**Input**:
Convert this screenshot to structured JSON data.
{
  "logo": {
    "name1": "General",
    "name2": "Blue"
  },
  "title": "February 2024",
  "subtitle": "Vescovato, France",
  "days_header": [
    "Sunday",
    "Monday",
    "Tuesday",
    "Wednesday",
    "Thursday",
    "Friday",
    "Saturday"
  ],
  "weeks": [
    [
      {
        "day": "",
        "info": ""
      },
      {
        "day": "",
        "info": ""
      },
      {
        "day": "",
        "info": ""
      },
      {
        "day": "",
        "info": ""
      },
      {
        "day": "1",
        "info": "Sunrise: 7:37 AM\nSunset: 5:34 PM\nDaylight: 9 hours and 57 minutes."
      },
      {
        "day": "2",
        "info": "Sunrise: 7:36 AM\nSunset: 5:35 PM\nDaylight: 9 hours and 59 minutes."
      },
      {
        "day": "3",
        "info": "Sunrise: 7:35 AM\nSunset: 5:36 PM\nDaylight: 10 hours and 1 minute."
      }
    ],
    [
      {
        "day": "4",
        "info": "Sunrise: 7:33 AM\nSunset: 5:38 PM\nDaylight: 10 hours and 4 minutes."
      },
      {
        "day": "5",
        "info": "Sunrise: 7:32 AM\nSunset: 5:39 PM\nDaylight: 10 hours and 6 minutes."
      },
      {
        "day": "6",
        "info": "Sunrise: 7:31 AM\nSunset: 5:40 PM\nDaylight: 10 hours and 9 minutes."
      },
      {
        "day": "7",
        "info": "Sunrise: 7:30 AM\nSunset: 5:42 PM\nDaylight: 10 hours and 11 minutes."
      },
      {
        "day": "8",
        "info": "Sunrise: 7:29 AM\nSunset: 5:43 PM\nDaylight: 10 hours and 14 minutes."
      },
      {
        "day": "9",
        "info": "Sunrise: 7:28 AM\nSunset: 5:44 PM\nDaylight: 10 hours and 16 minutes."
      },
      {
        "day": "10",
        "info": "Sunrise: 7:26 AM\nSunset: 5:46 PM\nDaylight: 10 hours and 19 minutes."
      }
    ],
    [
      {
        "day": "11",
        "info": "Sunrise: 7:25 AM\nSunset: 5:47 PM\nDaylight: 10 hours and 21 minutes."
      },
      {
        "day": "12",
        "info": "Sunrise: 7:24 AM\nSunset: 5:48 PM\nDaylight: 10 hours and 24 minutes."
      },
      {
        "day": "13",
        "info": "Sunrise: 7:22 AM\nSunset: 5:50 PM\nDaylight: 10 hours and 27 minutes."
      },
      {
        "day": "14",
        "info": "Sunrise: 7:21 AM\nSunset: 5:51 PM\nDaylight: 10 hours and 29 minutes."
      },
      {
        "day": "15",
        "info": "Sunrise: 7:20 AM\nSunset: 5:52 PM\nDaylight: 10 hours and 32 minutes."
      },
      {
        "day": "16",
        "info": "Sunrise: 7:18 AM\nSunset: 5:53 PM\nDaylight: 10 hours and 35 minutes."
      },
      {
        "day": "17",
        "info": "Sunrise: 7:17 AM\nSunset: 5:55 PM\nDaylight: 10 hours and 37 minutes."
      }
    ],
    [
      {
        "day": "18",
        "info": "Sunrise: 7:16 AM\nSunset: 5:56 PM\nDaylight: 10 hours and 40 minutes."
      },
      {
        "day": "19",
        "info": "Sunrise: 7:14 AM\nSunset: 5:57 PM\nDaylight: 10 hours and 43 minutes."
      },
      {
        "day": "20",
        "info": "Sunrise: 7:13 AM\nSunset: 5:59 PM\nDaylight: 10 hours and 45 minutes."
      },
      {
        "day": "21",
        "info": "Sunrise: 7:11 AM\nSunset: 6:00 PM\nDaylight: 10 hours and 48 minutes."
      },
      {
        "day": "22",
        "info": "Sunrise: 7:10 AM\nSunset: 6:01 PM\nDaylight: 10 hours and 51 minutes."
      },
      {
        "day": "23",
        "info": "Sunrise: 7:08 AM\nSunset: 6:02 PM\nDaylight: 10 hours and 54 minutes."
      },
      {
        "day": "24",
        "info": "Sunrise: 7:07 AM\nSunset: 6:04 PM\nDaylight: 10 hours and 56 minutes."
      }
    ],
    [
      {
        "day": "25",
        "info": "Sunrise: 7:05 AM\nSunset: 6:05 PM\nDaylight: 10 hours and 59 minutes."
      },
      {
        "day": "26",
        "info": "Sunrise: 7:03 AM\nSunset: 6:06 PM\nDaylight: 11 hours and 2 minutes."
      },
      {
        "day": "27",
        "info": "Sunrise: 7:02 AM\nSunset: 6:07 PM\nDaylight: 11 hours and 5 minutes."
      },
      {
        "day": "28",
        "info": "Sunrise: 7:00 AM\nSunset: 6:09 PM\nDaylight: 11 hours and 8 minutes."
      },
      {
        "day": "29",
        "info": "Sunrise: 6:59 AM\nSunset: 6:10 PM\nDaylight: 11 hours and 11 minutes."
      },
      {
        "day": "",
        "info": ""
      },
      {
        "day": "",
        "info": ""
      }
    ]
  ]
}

**To be done**:
All of the material above needs to be retyped word for word.

**Task output**:
Convert this screenshot to structured JSON data.
{
  "logo": {
    "name1": "General",
    "name2": "Blue"
  },
  "title": "February 2024",
  "subtitle": "Vescovato, France",
  "days_header": [
    "Sunday",
    "Monday",
    "Tuesday",
    "Wednesday",
    "Thursday",
    "Friday",
    "Saturday"
  ],
  "weeks": [
    [
      {
        "day": "",
        "info": ""
      },
      {
        "day": "",
        "info": ""
      },
      {
        "day": "",
        "info": ""
      },
      {
        "day": "",
        "info": ""
      },
      {
        "day": "1",
        "info": "Sunrise: 7:37 AM\nSunset: 5:34 PM\nDaylight: 9 hours and 57 minutes."
      },
      {
        "day": "2",
        "info": "Sunrise: 7:36 AM\nSunset: 5:35 PM\nDaylight: 9 hours and 59 minutes."
      },
      {
        "day": "3",
        "info": "Sunrise: 7:35 AM\nSunset: 5:36 PM\nDaylight: 10 hours and 1 minute."
      }
    ],
    [
      {
        "day": "4",
        "info": "Sunrise: 7:33 AM\nSunset: 5:38 PM\nDaylight: 10 hours and 4 minutes."
      },
      {
        "day": "5",
        "info": "Sunrise: 7:32 AM\nSunset: 5:39 PM\nDaylight: 10 hours and 6 minutes."
      },
      {
        "day": "6",
        "info": "Sunrise: 7:31 AM\nSunset: 5:40 PM\nDaylight: 10 hours and 9 minutes."
      },
      {
        "day": "7",
        "info": "Sunrise: 7:30 AM\nSunset: 5:42 PM\nDaylight: 10 hours and 11 minutes."
      },
      {
        "day": "8",
        "info": "Sunrise: 7:29 AM\nSunset: 5:43 PM\nDaylight: 10 hours and 14 minutes."
      },
      {
        "day": "9",
        "info": "Sunrise: 7:28 AM\nSunset: 5:44 PM\nDaylight: 10 hours and 16 minutes."
      },
      {
        "day": "10",
        "info": "Sunrise: 7:26 AM\nSunset: 5:46 PM\nDaylight: 10 hours and 19 minutes."
      }
    ],
    [
      {
        "day": "11",
        "info": "Sunrise: 7:25 AM\nSunset: 5:47 PM\nDaylight: 10 hours and 21 minutes."
      },
      {
        "day": "12",
        "info": "Sunrise: 7:24 AM\nSunset: 5:48 PM\nDaylight: 10 hours and 24 minutes."
      },
      {
        "day": "13",
        "info": "Sunrise: 7:22 AM\nSunset: 5:50 PM\nDaylight: 10 hours and 27 minutes."
      },
      {
        "day": "14",
        "info": "Sunrise: 7:21 AM\nSunset: 5:51 PM\nDaylight: 10 hours and 29 minutes."
      },
      {
        "day": "15",
        "info": "Sunrise: 7:20 AM\nSunset: 5:52 PM\nDaylight: 10 hours and 32 minutes."
      },
      {
        "day": "16",
        "info": "Sunrise: 7:18 AM\nSunset: 5:53 PM\nDaylight: 10 hours and 35 minutes."
      },
      {
        "day": "17",
        "info": "Sunrise: 7:17 AM\nSunset: 5:55 PM\nDaylight: 10 hours and 37 minutes."
      }
    ],
    [
      {
        "day": "18",
        "info": "Sunrise: 7:16 AM\nSunset: 5:56 PM\nDaylight: 10 hours and 40 minutes."
      },
      {
        "day": "19",
        "info": "Sunrise: 7:14 AM\nSunset: 5:57 PM\nDaylight: 10 hours and 43 minutes."
      },
      {
        "day": "20",
        "info": "Sunrise: 7:13 AM\nSunset: 5:59 PM\nDaylight: 10 hours and 45 minutes."
      },
      {
        "day": "21",
        "info": "Sunrise: 7:11 AM\nSunset: 6:00 PM\nDaylight: 10 hours and 48 minutes."
      },
      {
        "day": "22",
        "info": "Sunrise: 7:10 AM\nSunset: 6:01 PM\nDaylight: 10 hours and 51 minutes."
      },
      {
        "day": "23",
        "info": "Sunrise: 7:08 AM\nSunset: 6:02 PM\nDaylight: 10 hours and 54 minutes."
      },
      {
        "day": "24",
        "info": "Sunrise: 7:07 AM\nSunset: 6:04 PM\nDaylight: 10 hours and 56 minutes."
      }
    ],
    [
      {
        "day": "25",
        "info": "Sunrise: 7:05 AM\nSunset: 6:05 PM\nDaylight: 10 hours and 59 minutes."
      },
      {
        "day": "26",
        "info": "Sunrise: 7:03 AM\nSunset: 6:06 PM\nDaylight: 11 hours and 2 minutes."
      },
      {
        "day": "27",
        "info": "Sunrise: 7:02 AM\nSunset: 6:07 PM\nDaylight: 11 hours and 5 minutes."
      },
      {
        "day": "28",
        "info": "Sunrise: 7:00 AM\nSunset: 6:09 PM\nDaylight: 11 hours and 8 minutes."
      },
      {
        "day": "29",
        "info": "Sunrise: 6:59 AM\nSunset: 6:10 PM\nDaylight: 11 hours and 11 minutes."
      },
      {
        "day": "",
        "info": ""
      },
      {
        "day": "",
        "info": ""
      }
    ]
  ]
}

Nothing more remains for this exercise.